## [THE EXERCISE]
Copy the lines holding the word "this", all of them.

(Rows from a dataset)
▼

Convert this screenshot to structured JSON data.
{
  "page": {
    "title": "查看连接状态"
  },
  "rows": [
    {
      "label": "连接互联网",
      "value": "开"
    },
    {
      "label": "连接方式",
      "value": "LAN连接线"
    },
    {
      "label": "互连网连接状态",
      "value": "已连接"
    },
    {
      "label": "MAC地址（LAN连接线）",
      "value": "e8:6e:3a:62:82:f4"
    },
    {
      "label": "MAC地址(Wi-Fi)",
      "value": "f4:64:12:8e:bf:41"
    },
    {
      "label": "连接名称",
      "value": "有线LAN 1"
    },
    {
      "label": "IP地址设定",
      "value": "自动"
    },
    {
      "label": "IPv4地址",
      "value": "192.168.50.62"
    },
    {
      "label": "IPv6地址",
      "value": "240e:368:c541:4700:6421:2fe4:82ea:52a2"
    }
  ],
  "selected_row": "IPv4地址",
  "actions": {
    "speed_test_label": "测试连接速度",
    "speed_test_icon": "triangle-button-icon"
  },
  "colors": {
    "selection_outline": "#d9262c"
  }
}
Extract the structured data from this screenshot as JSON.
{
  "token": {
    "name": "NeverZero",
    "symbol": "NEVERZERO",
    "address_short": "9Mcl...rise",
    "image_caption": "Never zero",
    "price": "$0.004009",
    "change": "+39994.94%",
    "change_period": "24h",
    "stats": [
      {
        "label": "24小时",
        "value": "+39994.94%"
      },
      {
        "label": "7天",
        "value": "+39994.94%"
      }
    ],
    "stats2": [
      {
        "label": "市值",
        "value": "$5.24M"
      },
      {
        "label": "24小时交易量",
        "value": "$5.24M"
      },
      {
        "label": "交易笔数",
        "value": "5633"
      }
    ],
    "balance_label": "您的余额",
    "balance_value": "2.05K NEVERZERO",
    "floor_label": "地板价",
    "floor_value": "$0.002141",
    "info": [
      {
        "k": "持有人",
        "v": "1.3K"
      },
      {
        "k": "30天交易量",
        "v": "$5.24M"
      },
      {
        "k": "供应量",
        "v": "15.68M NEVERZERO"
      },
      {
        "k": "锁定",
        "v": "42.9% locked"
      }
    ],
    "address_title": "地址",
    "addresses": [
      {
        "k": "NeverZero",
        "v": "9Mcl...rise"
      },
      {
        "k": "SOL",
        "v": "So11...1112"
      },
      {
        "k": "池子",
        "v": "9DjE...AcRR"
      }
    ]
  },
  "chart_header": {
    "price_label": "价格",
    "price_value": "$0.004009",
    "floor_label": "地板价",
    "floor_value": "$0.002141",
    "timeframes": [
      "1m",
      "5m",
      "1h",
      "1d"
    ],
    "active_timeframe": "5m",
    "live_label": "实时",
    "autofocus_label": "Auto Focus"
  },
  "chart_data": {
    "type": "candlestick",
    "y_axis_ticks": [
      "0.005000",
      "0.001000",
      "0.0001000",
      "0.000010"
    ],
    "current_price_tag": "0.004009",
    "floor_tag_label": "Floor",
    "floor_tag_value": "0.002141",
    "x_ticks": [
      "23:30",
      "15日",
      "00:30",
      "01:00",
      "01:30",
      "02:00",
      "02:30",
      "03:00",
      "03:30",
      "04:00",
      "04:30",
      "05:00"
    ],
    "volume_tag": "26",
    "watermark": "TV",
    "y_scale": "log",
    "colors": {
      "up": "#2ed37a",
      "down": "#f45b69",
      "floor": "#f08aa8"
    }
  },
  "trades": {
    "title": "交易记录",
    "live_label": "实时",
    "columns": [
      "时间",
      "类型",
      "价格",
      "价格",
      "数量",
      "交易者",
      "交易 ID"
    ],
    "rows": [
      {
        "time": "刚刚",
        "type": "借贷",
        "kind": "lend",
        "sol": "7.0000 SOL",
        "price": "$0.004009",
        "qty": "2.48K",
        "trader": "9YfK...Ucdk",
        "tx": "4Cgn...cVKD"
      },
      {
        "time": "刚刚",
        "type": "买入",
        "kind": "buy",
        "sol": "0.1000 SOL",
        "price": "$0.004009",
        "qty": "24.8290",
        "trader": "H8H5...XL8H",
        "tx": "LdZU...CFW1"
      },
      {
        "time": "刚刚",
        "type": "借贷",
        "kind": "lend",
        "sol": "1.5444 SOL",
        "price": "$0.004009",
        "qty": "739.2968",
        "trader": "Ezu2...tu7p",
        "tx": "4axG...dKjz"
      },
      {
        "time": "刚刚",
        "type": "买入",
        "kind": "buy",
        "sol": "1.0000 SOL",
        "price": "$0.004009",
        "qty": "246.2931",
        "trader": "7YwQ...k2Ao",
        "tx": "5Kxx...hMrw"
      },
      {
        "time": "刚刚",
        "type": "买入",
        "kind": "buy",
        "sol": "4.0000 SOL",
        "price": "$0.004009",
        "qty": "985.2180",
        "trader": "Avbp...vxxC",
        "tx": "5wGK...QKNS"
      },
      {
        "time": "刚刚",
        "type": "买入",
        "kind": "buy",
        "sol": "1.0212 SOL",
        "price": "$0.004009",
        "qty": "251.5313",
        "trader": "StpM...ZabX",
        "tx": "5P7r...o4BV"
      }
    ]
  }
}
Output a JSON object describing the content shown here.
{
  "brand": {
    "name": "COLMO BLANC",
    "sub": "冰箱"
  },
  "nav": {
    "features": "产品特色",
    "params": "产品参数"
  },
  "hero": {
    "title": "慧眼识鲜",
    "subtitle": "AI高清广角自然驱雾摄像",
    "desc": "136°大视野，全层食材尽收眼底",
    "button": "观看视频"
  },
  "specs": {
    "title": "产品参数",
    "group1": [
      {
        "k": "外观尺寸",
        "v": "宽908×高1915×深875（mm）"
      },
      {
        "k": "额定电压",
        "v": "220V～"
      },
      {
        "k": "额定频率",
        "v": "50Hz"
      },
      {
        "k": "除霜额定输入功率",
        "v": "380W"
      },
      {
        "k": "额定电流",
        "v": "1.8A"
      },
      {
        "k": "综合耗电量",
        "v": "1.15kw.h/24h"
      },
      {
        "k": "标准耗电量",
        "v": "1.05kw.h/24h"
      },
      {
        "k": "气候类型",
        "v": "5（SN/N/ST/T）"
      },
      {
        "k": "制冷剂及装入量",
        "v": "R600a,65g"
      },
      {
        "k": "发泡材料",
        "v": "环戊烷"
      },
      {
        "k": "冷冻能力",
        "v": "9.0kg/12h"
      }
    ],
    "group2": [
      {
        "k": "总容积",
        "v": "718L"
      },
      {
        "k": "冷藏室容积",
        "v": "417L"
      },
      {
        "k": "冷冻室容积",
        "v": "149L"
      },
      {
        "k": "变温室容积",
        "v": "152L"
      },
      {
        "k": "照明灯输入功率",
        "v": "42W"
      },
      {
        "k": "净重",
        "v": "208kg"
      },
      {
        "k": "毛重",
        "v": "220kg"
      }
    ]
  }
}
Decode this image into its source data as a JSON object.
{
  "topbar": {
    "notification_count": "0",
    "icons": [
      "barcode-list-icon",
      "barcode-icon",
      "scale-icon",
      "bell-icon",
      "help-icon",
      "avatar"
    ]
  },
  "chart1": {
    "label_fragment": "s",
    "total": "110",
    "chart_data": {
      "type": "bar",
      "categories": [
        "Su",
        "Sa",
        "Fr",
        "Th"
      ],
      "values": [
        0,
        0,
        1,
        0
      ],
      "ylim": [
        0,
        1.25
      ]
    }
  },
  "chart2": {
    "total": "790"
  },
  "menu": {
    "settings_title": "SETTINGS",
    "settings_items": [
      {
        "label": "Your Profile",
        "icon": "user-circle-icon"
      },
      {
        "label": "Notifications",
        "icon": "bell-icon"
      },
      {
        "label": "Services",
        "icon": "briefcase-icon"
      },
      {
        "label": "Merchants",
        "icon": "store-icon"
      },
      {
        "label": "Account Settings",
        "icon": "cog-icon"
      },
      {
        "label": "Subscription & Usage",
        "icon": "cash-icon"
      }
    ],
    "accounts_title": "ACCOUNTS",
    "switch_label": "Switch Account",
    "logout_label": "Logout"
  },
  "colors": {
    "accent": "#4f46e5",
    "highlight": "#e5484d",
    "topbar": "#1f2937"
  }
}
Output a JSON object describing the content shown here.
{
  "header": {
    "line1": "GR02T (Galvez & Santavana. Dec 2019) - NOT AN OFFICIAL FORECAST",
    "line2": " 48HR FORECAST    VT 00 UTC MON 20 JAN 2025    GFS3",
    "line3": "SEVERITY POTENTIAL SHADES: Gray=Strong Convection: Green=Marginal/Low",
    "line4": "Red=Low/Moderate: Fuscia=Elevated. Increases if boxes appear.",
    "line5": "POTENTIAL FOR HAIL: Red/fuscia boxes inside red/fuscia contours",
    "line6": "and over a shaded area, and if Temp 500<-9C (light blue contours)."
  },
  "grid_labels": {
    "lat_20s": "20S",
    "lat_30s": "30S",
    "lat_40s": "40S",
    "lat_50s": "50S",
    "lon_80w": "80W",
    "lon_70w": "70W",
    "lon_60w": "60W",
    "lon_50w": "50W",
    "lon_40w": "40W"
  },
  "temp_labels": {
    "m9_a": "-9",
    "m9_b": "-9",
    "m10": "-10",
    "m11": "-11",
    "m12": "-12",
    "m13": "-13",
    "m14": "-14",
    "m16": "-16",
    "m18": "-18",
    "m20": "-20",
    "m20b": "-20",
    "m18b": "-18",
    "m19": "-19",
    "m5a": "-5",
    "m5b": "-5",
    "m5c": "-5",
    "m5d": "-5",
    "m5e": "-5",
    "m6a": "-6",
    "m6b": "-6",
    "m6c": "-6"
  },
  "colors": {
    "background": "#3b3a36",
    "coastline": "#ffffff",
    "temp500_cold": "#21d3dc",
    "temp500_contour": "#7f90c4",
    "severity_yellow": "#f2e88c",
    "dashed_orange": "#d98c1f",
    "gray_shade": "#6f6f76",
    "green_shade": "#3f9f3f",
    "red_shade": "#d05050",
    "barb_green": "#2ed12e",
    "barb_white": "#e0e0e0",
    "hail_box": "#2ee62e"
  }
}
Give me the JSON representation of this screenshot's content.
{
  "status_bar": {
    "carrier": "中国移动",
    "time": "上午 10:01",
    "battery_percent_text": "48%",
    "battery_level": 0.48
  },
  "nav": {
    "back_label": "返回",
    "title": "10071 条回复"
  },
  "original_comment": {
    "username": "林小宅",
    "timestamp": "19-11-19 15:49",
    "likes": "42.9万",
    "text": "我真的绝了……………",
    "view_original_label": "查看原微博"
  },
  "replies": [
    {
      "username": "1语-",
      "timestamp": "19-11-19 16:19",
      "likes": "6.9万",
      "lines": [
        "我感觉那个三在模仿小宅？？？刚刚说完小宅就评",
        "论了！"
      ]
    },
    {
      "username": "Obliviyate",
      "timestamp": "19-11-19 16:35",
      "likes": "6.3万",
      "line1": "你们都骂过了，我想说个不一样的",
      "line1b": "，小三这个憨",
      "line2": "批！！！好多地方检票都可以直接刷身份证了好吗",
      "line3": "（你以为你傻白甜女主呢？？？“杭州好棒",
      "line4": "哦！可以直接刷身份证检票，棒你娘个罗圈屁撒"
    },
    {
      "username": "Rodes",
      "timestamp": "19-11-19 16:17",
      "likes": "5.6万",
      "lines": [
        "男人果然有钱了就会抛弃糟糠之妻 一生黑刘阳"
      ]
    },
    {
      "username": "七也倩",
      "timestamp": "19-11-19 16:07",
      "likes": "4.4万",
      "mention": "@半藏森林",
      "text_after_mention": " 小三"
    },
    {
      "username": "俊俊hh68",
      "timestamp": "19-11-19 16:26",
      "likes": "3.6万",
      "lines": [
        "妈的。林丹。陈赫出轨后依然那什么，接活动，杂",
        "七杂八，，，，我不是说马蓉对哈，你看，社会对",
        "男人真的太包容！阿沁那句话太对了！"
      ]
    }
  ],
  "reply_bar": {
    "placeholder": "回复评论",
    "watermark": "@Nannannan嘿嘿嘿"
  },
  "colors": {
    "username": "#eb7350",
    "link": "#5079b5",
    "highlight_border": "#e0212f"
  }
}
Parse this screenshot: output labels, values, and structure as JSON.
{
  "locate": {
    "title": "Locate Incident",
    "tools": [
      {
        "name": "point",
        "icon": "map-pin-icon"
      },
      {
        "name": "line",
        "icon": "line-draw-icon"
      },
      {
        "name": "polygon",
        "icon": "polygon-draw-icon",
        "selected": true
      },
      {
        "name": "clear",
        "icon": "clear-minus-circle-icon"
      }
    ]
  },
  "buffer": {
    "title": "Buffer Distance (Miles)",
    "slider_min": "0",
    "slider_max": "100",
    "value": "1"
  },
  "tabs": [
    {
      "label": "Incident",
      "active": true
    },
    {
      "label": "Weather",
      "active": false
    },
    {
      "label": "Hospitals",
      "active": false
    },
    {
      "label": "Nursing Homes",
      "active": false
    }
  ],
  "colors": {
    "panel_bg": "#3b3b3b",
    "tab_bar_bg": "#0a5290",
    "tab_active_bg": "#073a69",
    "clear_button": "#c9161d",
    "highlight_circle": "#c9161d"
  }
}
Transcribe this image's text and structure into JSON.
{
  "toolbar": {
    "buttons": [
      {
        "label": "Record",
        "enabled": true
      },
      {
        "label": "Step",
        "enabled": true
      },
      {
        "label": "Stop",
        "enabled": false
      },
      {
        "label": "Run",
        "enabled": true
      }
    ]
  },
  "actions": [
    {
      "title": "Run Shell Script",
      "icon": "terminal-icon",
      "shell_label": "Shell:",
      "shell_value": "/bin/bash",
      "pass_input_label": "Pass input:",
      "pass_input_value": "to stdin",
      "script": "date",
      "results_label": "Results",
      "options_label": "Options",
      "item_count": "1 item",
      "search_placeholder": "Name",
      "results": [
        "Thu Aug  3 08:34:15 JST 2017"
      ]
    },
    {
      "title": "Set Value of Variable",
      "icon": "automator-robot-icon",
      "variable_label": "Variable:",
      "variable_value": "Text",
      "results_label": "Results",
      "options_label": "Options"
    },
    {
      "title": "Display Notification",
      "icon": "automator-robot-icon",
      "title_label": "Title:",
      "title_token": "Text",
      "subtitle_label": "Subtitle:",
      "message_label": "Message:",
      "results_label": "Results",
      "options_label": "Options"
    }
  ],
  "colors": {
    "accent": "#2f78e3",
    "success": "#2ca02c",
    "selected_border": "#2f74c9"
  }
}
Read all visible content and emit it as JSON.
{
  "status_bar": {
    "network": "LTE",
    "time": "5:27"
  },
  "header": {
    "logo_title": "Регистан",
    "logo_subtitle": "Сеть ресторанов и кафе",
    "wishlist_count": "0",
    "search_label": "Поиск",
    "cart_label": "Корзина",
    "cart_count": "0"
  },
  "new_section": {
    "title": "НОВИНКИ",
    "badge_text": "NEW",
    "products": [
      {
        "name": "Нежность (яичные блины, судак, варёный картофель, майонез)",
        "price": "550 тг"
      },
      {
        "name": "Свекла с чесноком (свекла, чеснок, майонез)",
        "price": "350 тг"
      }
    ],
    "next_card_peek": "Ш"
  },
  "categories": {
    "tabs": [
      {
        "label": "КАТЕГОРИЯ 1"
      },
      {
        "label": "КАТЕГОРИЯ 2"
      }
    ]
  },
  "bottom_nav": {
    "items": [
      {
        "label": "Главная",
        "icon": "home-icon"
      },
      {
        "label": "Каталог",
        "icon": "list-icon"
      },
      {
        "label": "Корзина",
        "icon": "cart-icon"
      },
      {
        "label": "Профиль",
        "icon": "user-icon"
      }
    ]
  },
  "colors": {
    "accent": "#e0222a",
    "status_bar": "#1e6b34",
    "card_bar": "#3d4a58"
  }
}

▲

## [SOLVED PROBLEM]
Convert this screenshot to structured JSON data.
Extract the structured data from this screenshot as JSON.
Decode this image into its source data as a JSON object.
Give me the JSON representation of this screenshot's content.
Parse this screenshot: output labels, values, and structure as JSON.
Transcribe this image's text and structure into JSON.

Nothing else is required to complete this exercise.